* _WORK INSTRUCTIONS_:
[A] Rewrite the part of the teacher and accompanist notes that begins at the words "Description" and stops after "or string class.", putting "by ear" wherever "aurally" appears.
[B] In the teacher and accompanist notes, what ages were the students with whom the method was trialled?

----- PASSAGE FOR REVIEW -----

Description
TEACHER AND ACCOMPANIST NOTES BOOK ONE
This method has been trialled with students aged between 7 and 9, over many years. Depending on the frequency and duration of lessons, timelines may vary, but essentially, students can play tunes quickly and experience success early on. Book 1 is taught mostly aurally: no staff-reading. Singing is the key – letter
Some ideas and suggestions for using this book with your young student or string class.
ACCOMPANIMENTS – Like me, many string teachers have had limited experience as pianists, but we often need to “accompany” our students, because having a “reference point” for intonation is vital in the early stages of string playing. Therefore, my accompaniments are mostly based on chords – and the experienced accompanist should feel free to embellish rhythmically and be CREATIVE. For those who are less experienced pianists, I encourage you to start slowly and you will find that you will soon conquer your fear of playing piano accompaniments – at least sufficiently for what your students will require in the lessons. Most contain only 2 or 3 chords.

----- DATA EXTRACT -----

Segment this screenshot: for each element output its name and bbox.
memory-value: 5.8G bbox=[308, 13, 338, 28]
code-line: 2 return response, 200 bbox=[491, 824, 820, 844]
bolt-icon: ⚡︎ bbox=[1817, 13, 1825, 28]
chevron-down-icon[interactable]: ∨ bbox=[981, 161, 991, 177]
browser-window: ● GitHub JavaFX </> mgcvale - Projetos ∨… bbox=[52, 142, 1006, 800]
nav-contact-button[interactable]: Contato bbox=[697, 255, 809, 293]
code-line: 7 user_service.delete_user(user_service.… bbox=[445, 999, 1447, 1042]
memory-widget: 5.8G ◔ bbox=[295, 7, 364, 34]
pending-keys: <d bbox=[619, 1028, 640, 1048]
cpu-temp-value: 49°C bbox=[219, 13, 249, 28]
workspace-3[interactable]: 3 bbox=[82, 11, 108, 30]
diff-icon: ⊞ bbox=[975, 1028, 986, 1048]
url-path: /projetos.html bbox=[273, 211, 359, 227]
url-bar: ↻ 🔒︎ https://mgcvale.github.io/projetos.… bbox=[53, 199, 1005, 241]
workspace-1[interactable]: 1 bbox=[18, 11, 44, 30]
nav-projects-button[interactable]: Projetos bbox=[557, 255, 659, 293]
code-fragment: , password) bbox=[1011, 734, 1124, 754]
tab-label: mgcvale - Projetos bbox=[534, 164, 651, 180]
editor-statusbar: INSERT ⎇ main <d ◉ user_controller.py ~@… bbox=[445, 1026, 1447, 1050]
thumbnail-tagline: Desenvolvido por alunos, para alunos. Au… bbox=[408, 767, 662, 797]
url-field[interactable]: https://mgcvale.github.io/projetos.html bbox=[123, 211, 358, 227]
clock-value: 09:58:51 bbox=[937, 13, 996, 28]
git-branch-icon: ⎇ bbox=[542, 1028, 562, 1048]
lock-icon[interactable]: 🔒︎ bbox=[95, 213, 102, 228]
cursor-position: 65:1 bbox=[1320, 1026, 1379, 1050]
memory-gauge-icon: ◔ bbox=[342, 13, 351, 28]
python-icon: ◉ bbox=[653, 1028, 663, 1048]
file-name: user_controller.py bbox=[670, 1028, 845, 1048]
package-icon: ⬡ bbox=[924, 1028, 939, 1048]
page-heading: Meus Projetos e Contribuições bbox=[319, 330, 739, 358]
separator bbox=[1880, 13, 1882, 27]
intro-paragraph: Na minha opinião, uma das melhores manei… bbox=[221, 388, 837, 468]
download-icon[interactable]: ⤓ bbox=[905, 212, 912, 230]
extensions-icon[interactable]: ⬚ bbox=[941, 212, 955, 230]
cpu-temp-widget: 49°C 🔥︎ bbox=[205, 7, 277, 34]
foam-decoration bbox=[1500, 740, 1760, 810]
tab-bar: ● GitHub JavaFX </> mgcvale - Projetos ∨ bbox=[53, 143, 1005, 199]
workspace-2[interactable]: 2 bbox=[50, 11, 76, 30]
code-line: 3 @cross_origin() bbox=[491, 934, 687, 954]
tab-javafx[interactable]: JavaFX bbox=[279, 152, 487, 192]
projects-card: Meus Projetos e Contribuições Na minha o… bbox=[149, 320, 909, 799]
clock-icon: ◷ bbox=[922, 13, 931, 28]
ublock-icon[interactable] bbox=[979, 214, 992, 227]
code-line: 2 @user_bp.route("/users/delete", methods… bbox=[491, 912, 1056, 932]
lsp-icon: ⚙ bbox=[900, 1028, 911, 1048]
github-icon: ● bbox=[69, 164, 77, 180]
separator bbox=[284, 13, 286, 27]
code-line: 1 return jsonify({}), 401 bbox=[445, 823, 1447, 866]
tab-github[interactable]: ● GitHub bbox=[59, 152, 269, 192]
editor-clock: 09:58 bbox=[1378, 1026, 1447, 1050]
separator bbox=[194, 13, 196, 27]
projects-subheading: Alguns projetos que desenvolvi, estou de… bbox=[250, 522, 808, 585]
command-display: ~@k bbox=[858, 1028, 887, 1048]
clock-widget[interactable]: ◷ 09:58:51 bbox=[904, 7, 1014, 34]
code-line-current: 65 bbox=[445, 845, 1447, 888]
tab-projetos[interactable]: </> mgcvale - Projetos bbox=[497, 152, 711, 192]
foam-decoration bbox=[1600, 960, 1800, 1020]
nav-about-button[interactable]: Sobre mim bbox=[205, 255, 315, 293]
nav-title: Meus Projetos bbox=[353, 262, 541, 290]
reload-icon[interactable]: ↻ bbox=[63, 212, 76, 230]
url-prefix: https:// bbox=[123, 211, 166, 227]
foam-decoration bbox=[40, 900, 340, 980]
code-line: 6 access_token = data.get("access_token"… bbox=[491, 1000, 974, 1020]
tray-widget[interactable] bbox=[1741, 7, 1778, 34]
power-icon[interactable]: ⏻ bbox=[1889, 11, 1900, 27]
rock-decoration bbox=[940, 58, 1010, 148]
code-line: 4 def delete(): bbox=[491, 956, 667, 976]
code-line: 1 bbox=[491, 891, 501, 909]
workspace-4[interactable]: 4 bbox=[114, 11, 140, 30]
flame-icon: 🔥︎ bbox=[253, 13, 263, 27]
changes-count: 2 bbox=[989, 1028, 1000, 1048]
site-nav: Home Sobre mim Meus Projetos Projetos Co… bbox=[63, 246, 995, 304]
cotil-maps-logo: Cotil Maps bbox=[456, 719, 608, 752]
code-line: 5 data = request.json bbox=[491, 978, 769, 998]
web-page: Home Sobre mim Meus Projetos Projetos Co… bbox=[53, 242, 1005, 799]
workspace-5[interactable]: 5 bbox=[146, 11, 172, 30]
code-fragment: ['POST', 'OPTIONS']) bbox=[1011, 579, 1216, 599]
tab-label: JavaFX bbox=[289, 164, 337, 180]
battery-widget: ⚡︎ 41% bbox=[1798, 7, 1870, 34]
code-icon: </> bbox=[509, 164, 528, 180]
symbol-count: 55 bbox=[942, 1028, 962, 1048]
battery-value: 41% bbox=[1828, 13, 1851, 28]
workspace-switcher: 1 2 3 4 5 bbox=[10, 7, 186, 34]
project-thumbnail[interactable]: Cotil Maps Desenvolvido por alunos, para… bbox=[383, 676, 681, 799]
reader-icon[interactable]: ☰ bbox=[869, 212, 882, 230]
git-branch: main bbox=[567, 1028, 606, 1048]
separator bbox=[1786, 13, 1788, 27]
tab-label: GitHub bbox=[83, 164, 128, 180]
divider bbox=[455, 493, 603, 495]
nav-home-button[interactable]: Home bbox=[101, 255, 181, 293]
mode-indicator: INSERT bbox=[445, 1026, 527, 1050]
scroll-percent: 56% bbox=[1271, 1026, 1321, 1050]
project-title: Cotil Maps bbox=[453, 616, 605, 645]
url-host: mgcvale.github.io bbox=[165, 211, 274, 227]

-----

* _RESPONSES IN ORDER_:
[A]
Description
TEACHER AND ACCOMPANIST NOTES BOOK ONE
This method has been trialled with students aged between 7 and 9, over many years. Depending on the frequency and duration of lessons, timelines may vary, but essentially, students can play tunes quickly and experience success early on. Book 1 is taught mostly by ear: no staff-reading. Singing is the key – letter
Some ideas and suggestions for using this book with your young student or string class.

[B] Between 7 and 9.